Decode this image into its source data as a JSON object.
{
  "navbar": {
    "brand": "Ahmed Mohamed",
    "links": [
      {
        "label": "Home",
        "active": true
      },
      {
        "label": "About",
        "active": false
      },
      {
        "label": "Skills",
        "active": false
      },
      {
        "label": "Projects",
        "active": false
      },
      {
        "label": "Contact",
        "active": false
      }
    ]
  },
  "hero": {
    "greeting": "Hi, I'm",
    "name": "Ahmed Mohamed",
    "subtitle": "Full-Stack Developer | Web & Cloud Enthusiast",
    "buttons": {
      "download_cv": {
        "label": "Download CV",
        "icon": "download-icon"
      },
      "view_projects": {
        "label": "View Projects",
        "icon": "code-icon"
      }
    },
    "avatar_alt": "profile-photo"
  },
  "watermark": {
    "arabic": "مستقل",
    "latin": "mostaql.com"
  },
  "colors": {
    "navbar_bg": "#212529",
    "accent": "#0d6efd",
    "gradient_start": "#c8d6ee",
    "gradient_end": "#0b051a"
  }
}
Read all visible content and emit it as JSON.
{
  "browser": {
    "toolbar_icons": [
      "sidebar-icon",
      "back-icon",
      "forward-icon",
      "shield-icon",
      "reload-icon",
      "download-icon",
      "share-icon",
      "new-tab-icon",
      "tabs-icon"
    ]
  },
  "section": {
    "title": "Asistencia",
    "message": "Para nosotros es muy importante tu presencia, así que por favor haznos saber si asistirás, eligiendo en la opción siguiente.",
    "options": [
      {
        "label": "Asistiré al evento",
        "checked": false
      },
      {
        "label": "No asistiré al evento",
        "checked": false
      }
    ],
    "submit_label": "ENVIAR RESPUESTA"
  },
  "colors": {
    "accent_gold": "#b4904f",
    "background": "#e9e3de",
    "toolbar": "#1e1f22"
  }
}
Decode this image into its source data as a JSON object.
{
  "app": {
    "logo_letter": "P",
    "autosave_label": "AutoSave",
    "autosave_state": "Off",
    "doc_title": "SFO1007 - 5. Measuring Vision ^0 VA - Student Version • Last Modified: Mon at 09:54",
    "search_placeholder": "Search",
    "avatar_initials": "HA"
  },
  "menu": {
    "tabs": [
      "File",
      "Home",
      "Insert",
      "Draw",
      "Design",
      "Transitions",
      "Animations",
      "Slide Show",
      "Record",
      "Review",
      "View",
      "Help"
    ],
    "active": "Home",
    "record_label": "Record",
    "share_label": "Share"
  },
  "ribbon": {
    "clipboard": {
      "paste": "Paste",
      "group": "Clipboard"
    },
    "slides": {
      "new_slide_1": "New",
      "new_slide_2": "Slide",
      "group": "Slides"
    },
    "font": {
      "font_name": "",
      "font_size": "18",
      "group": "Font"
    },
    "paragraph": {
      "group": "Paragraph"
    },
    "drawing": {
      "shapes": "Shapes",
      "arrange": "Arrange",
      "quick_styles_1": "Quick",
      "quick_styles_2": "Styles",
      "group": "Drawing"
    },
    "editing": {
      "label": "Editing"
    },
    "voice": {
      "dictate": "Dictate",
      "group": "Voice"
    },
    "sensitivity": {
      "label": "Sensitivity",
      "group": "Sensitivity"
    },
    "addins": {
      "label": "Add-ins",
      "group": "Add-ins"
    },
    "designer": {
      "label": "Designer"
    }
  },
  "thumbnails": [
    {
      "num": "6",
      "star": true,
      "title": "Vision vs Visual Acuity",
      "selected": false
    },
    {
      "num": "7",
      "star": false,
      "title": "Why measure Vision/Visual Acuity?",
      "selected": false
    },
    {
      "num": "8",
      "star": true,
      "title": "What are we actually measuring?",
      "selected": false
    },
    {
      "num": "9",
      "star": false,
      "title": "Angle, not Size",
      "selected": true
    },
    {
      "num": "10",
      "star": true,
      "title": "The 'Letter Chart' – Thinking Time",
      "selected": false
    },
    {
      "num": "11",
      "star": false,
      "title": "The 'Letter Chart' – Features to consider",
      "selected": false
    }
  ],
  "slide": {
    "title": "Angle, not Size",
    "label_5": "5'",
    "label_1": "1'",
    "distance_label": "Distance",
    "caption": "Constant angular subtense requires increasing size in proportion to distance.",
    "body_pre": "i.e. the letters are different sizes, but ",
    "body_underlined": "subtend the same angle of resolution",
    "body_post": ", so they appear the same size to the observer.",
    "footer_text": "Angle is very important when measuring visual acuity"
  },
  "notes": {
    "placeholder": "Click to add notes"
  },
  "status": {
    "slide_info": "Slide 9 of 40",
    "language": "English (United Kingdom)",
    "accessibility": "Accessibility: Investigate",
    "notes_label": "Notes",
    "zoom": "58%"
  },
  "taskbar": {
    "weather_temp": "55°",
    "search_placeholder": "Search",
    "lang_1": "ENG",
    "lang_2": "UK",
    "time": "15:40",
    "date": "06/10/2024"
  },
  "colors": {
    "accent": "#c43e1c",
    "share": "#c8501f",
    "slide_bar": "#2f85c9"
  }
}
**********
• **GIVEN INSTRUCTION**
Identify each line of the material where the word "evento" shows up, and copy it.

• **FULL SOLUTION**
        "label": "Asistiré al evento",
        "label": "No asistiré al evento",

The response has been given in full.